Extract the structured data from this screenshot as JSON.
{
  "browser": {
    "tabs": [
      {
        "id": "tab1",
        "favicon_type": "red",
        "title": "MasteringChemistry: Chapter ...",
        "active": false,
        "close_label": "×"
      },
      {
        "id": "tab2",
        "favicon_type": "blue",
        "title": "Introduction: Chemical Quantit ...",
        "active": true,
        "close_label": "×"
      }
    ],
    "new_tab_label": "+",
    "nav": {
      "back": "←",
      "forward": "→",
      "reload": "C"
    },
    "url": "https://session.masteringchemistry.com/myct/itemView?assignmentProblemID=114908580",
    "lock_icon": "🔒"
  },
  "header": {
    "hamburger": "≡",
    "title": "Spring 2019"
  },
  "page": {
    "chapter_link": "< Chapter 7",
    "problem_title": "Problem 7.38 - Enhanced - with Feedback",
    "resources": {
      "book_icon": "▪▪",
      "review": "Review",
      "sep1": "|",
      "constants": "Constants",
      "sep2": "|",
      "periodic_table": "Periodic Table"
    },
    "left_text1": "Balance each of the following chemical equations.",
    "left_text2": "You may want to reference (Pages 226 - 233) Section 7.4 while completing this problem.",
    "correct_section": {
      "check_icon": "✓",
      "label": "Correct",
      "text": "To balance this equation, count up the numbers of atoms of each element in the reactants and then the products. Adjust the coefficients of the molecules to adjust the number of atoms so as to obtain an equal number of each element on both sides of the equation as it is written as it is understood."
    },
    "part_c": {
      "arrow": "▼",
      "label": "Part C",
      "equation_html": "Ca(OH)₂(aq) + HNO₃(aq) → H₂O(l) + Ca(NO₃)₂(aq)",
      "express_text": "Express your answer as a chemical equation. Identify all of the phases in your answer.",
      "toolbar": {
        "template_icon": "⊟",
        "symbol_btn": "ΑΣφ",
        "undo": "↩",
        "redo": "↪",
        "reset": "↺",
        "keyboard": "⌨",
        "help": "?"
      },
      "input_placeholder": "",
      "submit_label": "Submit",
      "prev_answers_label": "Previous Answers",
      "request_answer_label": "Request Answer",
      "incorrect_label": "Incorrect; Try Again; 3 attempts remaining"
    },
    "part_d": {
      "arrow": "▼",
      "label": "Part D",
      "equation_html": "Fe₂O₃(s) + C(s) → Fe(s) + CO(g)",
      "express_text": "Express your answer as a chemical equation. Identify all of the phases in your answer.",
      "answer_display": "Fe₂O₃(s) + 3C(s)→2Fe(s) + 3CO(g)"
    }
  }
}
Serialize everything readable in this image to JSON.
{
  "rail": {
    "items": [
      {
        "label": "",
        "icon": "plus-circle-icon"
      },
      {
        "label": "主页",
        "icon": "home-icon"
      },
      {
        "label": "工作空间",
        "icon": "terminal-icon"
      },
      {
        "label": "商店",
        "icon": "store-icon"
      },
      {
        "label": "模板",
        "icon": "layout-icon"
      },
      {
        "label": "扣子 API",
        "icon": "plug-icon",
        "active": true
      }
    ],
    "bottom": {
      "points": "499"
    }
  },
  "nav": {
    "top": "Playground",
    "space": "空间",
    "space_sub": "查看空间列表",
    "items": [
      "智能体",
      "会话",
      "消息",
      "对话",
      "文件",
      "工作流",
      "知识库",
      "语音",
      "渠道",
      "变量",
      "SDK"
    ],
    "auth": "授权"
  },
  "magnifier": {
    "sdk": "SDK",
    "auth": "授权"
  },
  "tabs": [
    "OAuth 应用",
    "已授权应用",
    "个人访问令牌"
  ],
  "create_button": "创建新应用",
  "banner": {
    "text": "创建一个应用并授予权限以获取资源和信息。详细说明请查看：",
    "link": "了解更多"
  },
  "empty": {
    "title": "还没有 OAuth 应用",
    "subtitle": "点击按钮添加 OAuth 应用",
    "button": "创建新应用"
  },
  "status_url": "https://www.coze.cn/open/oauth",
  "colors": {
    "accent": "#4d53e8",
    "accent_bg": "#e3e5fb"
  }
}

=== TASK ===
Please restate the data word for word, every record included.

=== SOLUTION ===
Extract the structured data from this screenshot as JSON.
{
  "browser": {
    "tabs": [
      {
        "id": "tab1",
        "favicon_type": "red",
        "title": "MasteringChemistry: Chapter ...",
        "active": false,
        "close_label": "×"
      },
      {
        "id": "tab2",
        "favicon_type": "blue",
        "title": "Introduction: Chemical Quantit ...",
        "active": true,
        "close_label": "×"
      }
    ],
    "new_tab_label": "+",
    "nav": {
      "back": "←",
      "forward": "→",
      "reload": "C"
    },
    "url": "https://session.masteringchemistry.com/myct/itemView?assignmentProblemID=114908580",
    "lock_icon": "🔒"
  },
  "header": {
    "hamburger": "≡",
    "title": "Spring 2019"
  },
  "page": {
    "chapter_link": "< Chapter 7",
    "problem_title": "Problem 7.38 - Enhanced - with Feedback",
    "resources": {
      "book_icon": "▪▪",
      "review": "Review",
      "sep1": "|",
      "constants": "Constants",
      "sep2": "|",
      "periodic_table": "Periodic Table"
    },
    "left_text1": "Balance each of the following chemical equations.",
    "left_text2": "You may want to reference (Pages 226 - 233) Section 7.4 while completing this problem.",
    "correct_section": {
      "check_icon": "✓",
      "label": "Correct",
      "text": "To balance this equation, count up the numbers of atoms of each element in the reactants and then the products. Adjust the coefficients of the molecules to adjust the number of atoms so as to obtain an equal number of each element on both sides of the equation as it is written as it is understood."
    },
    "part_c": {
      "arrow": "▼",
      "label": "Part C",
      "equation_html": "Ca(OH)₂(aq) + HNO₃(aq) → H₂O(l) + Ca(NO₃)₂(aq)",
      "express_text": "Express your answer as a chemical equation. Identify all of the phases in your answer.",
      "toolbar": {
        "template_icon": "⊟",
        "symbol_btn": "ΑΣφ",
        "undo": "↩",
        "redo": "↪",
        "reset": "↺",
        "keyboard": "⌨",
        "help": "?"
      },
      "input_placeholder": "",
      "submit_label": "Submit",
      "prev_answers_label": "Previous Answers",
      "request_answer_label": "Request Answer",
      "incorrect_label": "Incorrect; Try Again; 3 attempts remaining"
    },
    "part_d": {
      "arrow": "▼",
      "label": "Part D",
      "equation_html": "Fe₂O₃(s) + C(s) → Fe(s) + CO(g)",
      "express_text": "Express your answer as a chemical equation. Identify all of the phases in your answer.",
      "answer_display": "Fe₂O₃(s) + 3C(s)→2Fe(s) + 3CO(g)"
    }
  }
}
Serialize everything readable in this image to JSON.
{
  "rail": {
    "items": [
      {
        "label": "",
        "icon": "plus-circle-icon"
      },
      {
        "label": "主页",
        "icon": "home-icon"
      },
      {
        "label": "工作空间",
        "icon": "terminal-icon"
      },
      {
        "label": "商店",
        "icon": "store-icon"
      },
      {
        "label": "模板",
        "icon": "layout-icon"
      },
      {
        "label": "扣子 API",
        "icon": "plug-icon",
        "active": true
      }
    ],
    "bottom": {
      "points": "499"
    }
  },
  "nav": {
    "top": "Playground",
    "space": "空间",
    "space_sub": "查看空间列表",
    "items": [
      "智能体",
      "会话",
      "消息",
      "对话",
      "文件",
      "工作流",
      "知识库",
      "语音",
      "渠道",
      "变量",
      "SDK"
    ],
    "auth": "授权"
  },
  "magnifier": {
    "sdk": "SDK",
    "auth": "授权"
  },
  "tabs": [
    "OAuth 应用",
    "已授权应用",
    "个人访问令牌"
  ],
  "create_button": "创建新应用",
  "banner": {
    "text": "创建一个应用并授予权限以获取资源和信息。详细说明请查看：",
    "link": "了解更多"
  },
  "empty": {
    "title": "还没有 OAuth 应用",
    "subtitle": "点击按钮添加 OAuth 应用",
    "button": "创建新应用"
  },
  "status_url": "https://www.coze.cn/open/oauth",
  "colors": {
    "accent": "#4d53e8",
    "accent_bg": "#e3e5fb"
  }
}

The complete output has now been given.